## [How to complete this task]
Every record shown below is to be output exactly.
===== Listed entries
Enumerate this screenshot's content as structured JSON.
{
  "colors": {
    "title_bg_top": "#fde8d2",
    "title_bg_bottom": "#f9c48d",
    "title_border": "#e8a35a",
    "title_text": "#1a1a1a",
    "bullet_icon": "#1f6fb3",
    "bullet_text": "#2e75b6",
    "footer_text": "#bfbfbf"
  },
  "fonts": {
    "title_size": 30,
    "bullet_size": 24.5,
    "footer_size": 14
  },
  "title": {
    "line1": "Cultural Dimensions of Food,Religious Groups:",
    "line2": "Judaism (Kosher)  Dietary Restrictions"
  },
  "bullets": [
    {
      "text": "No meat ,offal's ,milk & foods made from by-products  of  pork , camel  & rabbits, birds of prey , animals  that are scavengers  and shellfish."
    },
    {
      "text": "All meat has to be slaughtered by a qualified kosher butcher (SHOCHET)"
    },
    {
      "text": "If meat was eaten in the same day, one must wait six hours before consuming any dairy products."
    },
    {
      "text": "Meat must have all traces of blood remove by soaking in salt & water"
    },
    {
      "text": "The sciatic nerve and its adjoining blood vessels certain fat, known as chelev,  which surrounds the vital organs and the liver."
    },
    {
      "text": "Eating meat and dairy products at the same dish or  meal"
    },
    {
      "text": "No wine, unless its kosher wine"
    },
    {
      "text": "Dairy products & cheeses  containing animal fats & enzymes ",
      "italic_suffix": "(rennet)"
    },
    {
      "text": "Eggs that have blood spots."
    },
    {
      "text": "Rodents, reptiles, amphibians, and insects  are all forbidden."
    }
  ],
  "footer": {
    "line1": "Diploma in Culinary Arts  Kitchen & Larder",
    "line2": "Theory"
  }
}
==========
## [Task solution]
Enumerate this screenshot's content as structured JSON.
{
  "colors": {
    "title_bg_top": "#fde8d2",
    "title_bg_bottom": "#f9c48d",
    "title_border": "#e8a35a",
    "title_text": "#1a1a1a",
    "bullet_icon": "#1f6fb3",
    "bullet_text": "#2e75b6",
    "footer_text": "#bfbfbf"
  },
  "fonts": {
    "title_size": 30,
    "bullet_size": 24.5,
    "footer_size": 14
  },
  "title": {
    "line1": "Cultural Dimensions of Food,Religious Groups:",
    "line2": "Judaism (Kosher)  Dietary Restrictions"
  },
  "bullets": [
    {
      "text": "No meat ,offal's ,milk & foods made from by-products  of  pork , camel  & rabbits, birds of prey , animals  that are scavengers  and shellfish."
    },
    {
      "text": "All meat has to be slaughtered by a qualified kosher butcher (SHOCHET)"
    },
    {
      "text": "If meat was eaten in the same day, one must wait six hours before consuming any dairy products."
    },
    {
      "text": "Meat must have all traces of blood remove by soaking in salt & water"
    },
    {
      "text": "The sciatic nerve and its adjoining blood vessels certain fat, known as chelev,  which surrounds the vital organs and the liver."
    },
    {
      "text": "Eating meat and dairy products at the same dish or  meal"
    },
    {
      "text": "No wine, unless its kosher wine"
    },
    {
      "text": "Dairy products & cheeses  containing animal fats & enzymes ",
      "italic_suffix": "(rennet)"
    },
    {
      "text": "Eggs that have blood spots."
    },
    {
      "text": "Rodents, reptiles, amphibians, and insects  are all forbidden."
    }
  ],
  "footer": {
    "line1": "Diploma in Culinary Arts  Kitchen & Larder",
    "line2": "Theory"
  }
}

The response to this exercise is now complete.